TASK GOAL:
Reproduce the records below exactly as they appear.

RECORDS:
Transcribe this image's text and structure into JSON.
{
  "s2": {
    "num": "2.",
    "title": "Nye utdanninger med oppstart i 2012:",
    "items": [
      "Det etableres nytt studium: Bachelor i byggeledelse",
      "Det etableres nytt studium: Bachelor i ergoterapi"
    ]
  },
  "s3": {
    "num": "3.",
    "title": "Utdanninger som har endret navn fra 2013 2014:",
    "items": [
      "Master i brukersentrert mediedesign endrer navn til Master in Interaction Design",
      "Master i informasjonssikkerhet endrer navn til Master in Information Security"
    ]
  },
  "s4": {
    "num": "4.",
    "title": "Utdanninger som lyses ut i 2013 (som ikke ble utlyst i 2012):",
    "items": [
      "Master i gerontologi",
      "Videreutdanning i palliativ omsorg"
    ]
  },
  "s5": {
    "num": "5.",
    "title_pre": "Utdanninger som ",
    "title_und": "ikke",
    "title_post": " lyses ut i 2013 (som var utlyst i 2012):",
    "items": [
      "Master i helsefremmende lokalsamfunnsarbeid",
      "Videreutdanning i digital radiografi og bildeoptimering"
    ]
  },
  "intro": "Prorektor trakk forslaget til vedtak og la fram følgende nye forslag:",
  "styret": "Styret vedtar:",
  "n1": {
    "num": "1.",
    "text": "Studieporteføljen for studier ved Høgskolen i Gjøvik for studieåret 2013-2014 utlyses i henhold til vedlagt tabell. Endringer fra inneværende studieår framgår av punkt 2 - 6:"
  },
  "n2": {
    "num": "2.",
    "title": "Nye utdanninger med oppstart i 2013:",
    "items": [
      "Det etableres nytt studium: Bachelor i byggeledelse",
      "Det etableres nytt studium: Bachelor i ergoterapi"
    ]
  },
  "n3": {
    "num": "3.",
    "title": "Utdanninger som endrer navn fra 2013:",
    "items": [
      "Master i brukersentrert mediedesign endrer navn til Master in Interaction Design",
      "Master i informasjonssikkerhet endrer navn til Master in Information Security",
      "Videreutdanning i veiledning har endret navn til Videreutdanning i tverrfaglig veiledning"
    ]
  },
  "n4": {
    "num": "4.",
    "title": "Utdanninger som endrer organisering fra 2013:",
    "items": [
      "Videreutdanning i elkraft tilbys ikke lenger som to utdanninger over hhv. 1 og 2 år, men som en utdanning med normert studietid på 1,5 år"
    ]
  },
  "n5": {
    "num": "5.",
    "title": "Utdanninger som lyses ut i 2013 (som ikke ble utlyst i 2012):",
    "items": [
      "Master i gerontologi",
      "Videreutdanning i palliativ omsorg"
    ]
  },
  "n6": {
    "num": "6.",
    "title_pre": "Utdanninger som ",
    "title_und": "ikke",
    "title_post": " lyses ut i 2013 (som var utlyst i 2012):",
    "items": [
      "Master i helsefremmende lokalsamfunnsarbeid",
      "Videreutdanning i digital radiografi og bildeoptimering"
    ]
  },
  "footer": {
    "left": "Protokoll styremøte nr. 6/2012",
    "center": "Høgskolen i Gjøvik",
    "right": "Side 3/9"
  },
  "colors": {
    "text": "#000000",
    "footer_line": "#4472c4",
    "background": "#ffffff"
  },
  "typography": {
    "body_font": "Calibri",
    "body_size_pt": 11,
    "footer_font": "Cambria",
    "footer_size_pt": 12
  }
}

PROBLEM SOLUTION:
Transcribe this image's text and structure into JSON.
{
  "s2": {
    "num": "2.",
    "title": "Nye utdanninger med oppstart i 2012:",
    "items": [
      "Det etableres nytt studium: Bachelor i byggeledelse",
      "Det etableres nytt studium: Bachelor i ergoterapi"
    ]
  },
  "s3": {
    "num": "3.",
    "title": "Utdanninger som har endret navn fra 2013 2014:",
    "items": [
      "Master i brukersentrert mediedesign endrer navn til Master in Interaction Design",
      "Master i informasjonssikkerhet endrer navn til Master in Information Security"
    ]
  },
  "s4": {
    "num": "4.",
    "title": "Utdanninger som lyses ut i 2013 (som ikke ble utlyst i 2012):",
    "items": [
      "Master i gerontologi",
      "Videreutdanning i palliativ omsorg"
    ]
  },
  "s5": {
    "num": "5.",
    "title_pre": "Utdanninger som ",
    "title_und": "ikke",
    "title_post": " lyses ut i 2013 (som var utlyst i 2012):",
    "items": [
      "Master i helsefremmende lokalsamfunnsarbeid",
      "Videreutdanning i digital radiografi og bildeoptimering"
    ]
  },
  "intro": "Prorektor trakk forslaget til vedtak og la fram følgende nye forslag:",
  "styret": "Styret vedtar:",
  "n1": {
    "num": "1.",
    "text": "Studieporteføljen for studier ved Høgskolen i Gjøvik for studieåret 2013-2014 utlyses i henhold til vedlagt tabell. Endringer fra inneværende studieår framgår av punkt 2 - 6:"
  },
  "n2": {
    "num": "2.",
    "title": "Nye utdanninger med oppstart i 2013:",
    "items": [
      "Det etableres nytt studium: Bachelor i byggeledelse",
      "Det etableres nytt studium: Bachelor i ergoterapi"
    ]
  },
  "n3": {
    "num": "3.",
    "title": "Utdanninger som endrer navn fra 2013:",
    "items": [
      "Master i brukersentrert mediedesign endrer navn til Master in Interaction Design",
      "Master i informasjonssikkerhet endrer navn til Master in Information Security",
      "Videreutdanning i veiledning har endret navn til Videreutdanning i tverrfaglig veiledning"
    ]
  },
  "n4": {
    "num": "4.",
    "title": "Utdanninger som endrer organisering fra 2013:",
    "items": [
      "Videreutdanning i elkraft tilbys ikke lenger som to utdanninger over hhv. 1 og 2 år, men som en utdanning med normert studietid på 1,5 år"
    ]
  },
  "n5": {
    "num": "5.",
    "title": "Utdanninger som lyses ut i 2013 (som ikke ble utlyst i 2012):",
    "items": [
      "Master i gerontologi",
      "Videreutdanning i palliativ omsorg"
    ]
  },
  "n6": {
    "num": "6.",
    "title_pre": "Utdanninger som ",
    "title_und": "ikke",
    "title_post": " lyses ut i 2013 (som var utlyst i 2012):",
    "items": [
      "Master i helsefremmende lokalsamfunnsarbeid",
      "Videreutdanning i digital radiografi og bildeoptimering"
    ]
  },
  "footer": {
    "left": "Protokoll styremøte nr. 6/2012",
    "center": "Høgskolen i Gjøvik",
    "right": "Side 3/9"
  },
  "colors": {
    "text": "#000000",
    "footer_line": "#4472c4",
    "background": "#ffffff"
  },
  "typography": {
    "body_font": "Calibri",
    "body_size_pt": 11,
    "footer_font": "Cambria",
    "footer_size_pt": 12
  }
}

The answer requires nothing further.